SELECTED EXCERPT:
# Pipe Tobacco box pass



## bonggoy (Mar 9, 2006)

I'm awaiting the go signal from the powers at be. However, post here if you are interested in participating. I'm looking for 10-15 participants. I will post the rules later.

For those who are not familiar with box passes, here's Poker's full posting regarding box passes:

_Okay folks, Seems theres been a pattern of some folks getting in on boxpasses & PIF's that dont seem to have a wristwatch or calendar. You know the type, the guy gets the box & sits on it for a week or two? Forgets to get a delivery confirmation? Dosent get insurance on the contents? Many of those who have participated in passes over the years knows it happens more than it should. I know....life shows up. Many times it can be less of an issue if some simple rules are set up prior to announcing the start of a pass.

Heres an idea to minimize the slackers & the lazy ones in your future passes.

Make sure everyone knows all your rules prior to the pass starting.

State that to be involved in your pass you must agree to the following:
1) Once the package is received, you have X days to mail it back out.
2) Once mailed, you must post the shipped date & delivery confirmation number if shipped USPS, or tracking number if shipped via courier (ie: UPS, FedEx, DHL, etc) for all to see.

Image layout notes
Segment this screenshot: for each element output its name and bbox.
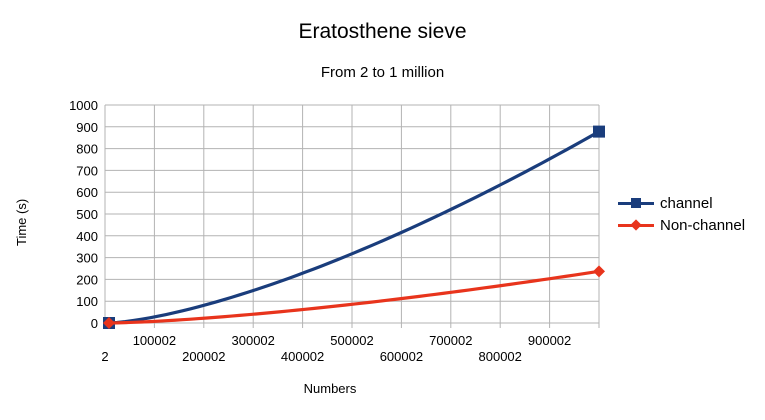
- x-tick-label: 900002: [528, 333, 571, 348]
- series-line-channel: [108, 130, 600, 325]
- y-tick-label: 100: [76, 294, 98, 309]
- legend-item-non-channel: Non-channel: [618, 214, 745, 236]
- legend-swatch-non-channel: [618, 218, 654, 232]
- legend-label-channel: channel: [660, 194, 713, 212]
- series-line-non-channel: [108, 269, 600, 325]
- x-tick-label: 400002: [281, 349, 324, 364]
- y-tick-label: 200: [76, 272, 98, 287]
- y-tick-label: 400: [76, 229, 98, 244]
- x-tick-label: 600002: [380, 349, 423, 364]
- x-tick-label: 200002: [182, 349, 225, 364]
- y-tick-label: 1000: [69, 98, 98, 113]
- legend-label-non-channel: Non-channel: [660, 216, 746, 234]
- x-tick-label: 700002: [429, 333, 472, 348]
- legend: channel Non-channel: [618, 192, 745, 236]
- chart-title: Eratosthene sieve: [298, 20, 467, 43]
- y-tick-label: 900: [76, 120, 98, 135]
- data-point-non-channel: [593, 265, 605, 278]
- x-tick-label: 800002: [479, 349, 522, 364]
- data-point-non-channel: [103, 317, 115, 329]
- y-tick-label: 500: [76, 207, 98, 222]
- y-tick-label: 300: [76, 251, 98, 266]
- x-tick-label: 300002: [232, 333, 275, 348]
- y-tick-label: 600: [76, 185, 98, 200]
- data-point-channel: [593, 125, 605, 138]
- x-tick-label: 100002: [133, 333, 176, 348]
- chart-subtitle: From 2 to 1 million: [320, 64, 445, 81]
- x-tick-label: 500002: [330, 333, 373, 348]
- legend-item-channel: channel: [618, 192, 745, 214]
- y-tick-label: 800: [76, 142, 98, 157]
- x-axis-label: Numbers: [303, 381, 357, 396]
- x-tick-label: 2: [101, 349, 108, 364]
- y-tick-label: 700: [76, 163, 98, 178]
- legend-swatch-channel: [618, 196, 654, 210]
- y-tick-label: 0: [91, 316, 98, 331]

SET PROBLEM: Copy the pipe tobacco box pass post again, beginning at the words "## bonggoy (Mar" and stopping after "the rules later.", and swap "participants" for "members".

OUTPUT BELOW:
## bonggoy (Mar 9, 2006)

I'm awaiting the go signal from the powers at be. However, post here if you are interested in participating. I'm looking for 10-15 members. I will post the rules later.